[Collected data entries]
● ● ●

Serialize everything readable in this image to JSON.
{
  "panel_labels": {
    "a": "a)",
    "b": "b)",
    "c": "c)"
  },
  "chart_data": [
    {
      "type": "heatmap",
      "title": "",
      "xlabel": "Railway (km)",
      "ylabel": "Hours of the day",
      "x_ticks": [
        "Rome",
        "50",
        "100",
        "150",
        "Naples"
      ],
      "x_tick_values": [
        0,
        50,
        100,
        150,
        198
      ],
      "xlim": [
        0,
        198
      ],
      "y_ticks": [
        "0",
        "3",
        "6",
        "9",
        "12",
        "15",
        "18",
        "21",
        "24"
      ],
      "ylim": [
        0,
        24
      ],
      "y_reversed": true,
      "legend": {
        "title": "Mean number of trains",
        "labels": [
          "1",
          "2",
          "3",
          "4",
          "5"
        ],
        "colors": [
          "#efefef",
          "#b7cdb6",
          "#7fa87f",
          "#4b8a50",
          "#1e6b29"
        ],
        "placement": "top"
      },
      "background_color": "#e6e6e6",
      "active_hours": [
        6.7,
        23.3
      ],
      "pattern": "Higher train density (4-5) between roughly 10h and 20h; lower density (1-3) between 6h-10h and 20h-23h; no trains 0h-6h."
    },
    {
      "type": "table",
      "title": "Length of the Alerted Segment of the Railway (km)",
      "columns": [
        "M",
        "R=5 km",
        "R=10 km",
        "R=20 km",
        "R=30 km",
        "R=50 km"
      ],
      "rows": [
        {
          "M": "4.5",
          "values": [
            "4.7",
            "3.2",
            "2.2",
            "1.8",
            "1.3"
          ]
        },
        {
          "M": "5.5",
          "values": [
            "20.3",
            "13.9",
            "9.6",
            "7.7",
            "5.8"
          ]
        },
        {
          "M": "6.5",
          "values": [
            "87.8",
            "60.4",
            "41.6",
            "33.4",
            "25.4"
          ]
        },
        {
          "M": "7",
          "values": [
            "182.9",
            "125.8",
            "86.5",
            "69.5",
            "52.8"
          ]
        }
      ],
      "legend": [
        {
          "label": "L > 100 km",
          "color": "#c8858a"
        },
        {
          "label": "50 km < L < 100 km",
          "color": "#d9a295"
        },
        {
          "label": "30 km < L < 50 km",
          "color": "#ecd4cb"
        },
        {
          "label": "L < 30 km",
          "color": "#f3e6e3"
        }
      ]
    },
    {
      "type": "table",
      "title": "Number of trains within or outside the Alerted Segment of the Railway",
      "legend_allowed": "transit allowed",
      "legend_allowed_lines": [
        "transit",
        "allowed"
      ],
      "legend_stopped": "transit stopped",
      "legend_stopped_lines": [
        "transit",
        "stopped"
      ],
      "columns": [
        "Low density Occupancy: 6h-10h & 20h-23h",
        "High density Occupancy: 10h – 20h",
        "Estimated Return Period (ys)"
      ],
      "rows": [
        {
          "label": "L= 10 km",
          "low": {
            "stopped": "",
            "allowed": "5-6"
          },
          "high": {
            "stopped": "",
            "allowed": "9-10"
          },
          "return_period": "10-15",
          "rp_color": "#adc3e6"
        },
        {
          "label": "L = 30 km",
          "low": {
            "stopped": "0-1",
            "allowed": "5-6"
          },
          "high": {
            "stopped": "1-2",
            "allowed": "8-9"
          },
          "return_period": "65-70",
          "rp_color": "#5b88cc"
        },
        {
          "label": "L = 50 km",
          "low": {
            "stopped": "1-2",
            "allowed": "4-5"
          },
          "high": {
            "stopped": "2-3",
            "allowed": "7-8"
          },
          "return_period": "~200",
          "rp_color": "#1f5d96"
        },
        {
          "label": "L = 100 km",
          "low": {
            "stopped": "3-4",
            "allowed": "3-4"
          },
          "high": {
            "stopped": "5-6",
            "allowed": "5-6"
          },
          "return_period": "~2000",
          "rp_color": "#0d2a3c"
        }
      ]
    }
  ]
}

● ● ●

WRITTEN PROBLEM>
Look through the records and count each line that holds "Alerted". Write only the total.

RESPONSE FOR THIS EXERCISE>
2